What is the count of lines in the listing below that hold the string "Vitoria"? Reply with that number alone.

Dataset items
┄┄┄┄┄┄

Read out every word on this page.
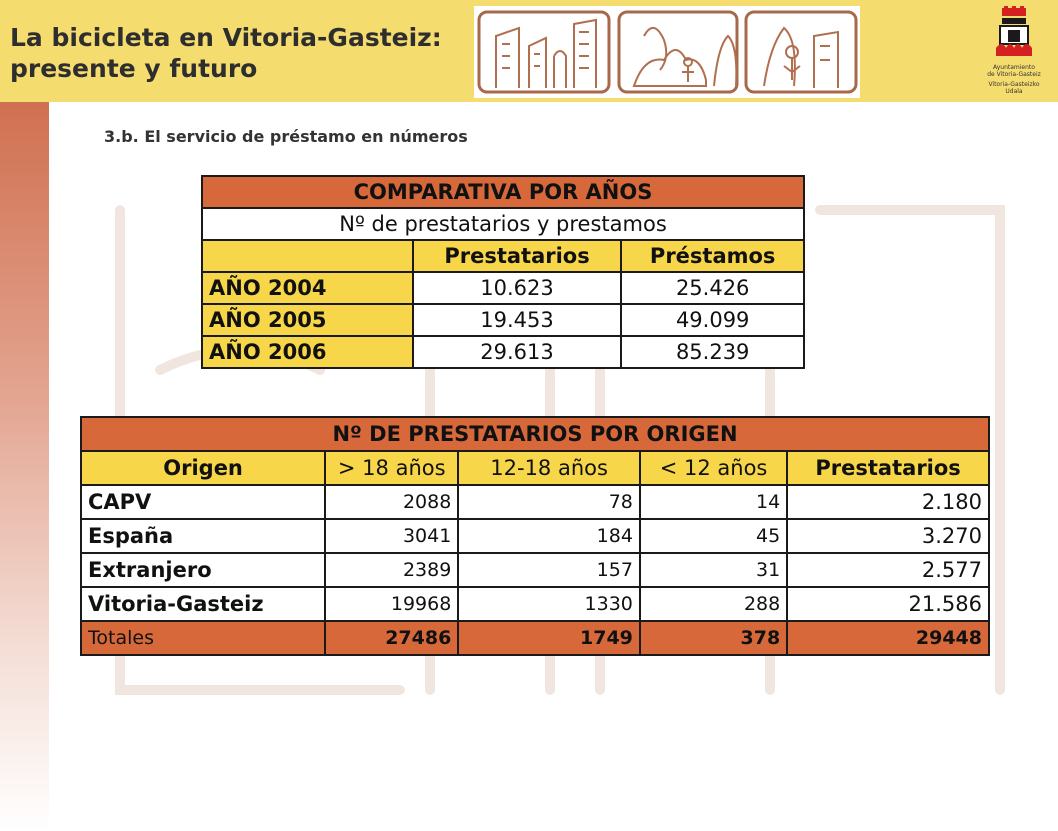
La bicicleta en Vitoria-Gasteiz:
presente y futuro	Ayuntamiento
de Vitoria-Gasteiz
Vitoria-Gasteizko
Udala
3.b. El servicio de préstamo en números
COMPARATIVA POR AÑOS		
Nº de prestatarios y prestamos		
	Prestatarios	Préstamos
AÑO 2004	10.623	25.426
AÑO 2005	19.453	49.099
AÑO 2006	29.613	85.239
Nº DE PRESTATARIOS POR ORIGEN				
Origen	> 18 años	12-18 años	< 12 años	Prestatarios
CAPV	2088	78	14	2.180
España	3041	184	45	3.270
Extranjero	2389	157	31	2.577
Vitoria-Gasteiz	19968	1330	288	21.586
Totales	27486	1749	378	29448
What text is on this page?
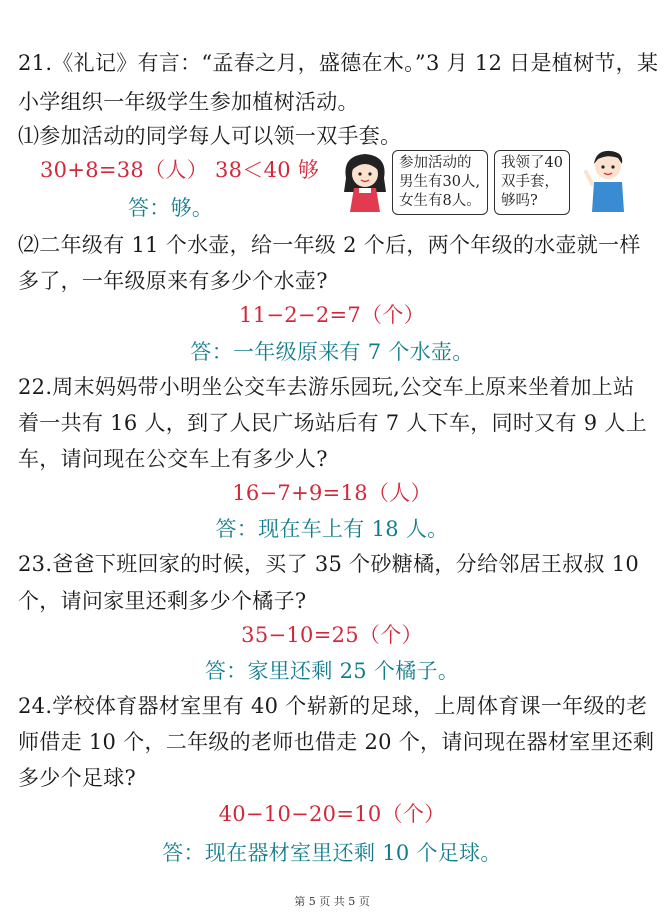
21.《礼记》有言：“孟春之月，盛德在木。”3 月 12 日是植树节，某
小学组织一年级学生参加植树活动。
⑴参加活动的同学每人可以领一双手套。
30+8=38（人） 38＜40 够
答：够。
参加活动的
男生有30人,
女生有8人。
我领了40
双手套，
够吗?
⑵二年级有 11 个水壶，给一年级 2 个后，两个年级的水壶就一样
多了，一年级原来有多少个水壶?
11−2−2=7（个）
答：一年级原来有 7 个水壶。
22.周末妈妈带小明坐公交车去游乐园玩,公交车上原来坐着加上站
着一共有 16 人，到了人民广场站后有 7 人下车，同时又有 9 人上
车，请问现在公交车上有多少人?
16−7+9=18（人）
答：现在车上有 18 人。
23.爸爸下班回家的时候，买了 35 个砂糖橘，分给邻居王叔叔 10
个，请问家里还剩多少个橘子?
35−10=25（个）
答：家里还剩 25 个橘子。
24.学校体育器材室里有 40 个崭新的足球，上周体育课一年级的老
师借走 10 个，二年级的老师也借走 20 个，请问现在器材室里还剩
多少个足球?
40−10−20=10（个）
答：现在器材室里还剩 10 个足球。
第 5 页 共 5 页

┄┄┄┄┄┄

(COMPLETED EXERCISE): 4